## START Data listing

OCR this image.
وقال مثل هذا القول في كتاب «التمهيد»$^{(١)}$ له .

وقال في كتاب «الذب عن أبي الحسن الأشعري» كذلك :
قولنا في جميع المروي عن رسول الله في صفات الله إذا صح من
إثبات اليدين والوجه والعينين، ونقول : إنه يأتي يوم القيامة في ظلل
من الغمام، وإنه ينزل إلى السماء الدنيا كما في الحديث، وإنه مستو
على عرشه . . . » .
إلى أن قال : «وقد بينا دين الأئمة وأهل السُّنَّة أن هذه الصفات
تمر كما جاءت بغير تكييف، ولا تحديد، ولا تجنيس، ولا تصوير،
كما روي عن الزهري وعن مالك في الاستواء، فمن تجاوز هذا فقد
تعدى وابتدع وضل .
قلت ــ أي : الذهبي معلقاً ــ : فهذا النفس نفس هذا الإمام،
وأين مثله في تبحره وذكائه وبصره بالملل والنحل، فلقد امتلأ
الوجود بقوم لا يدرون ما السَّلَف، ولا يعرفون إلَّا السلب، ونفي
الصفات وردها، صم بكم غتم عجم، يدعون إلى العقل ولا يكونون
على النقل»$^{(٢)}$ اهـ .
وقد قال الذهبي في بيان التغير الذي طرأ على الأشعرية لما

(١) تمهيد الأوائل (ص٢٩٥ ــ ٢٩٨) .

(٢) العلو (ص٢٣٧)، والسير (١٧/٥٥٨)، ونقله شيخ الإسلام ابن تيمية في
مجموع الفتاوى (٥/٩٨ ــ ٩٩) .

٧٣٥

## END Data listing

Work to be completed
Find the string "الصفات" in the listing and return every line that holds it.

Exercise solution
إلى أن قال : «وقد بينا دين الأئمة وأهل السُّنَّة أن هذه الصفات
الصفات وردها، صم بكم غتم عجم، يدعون إلى العقل ولا يكونون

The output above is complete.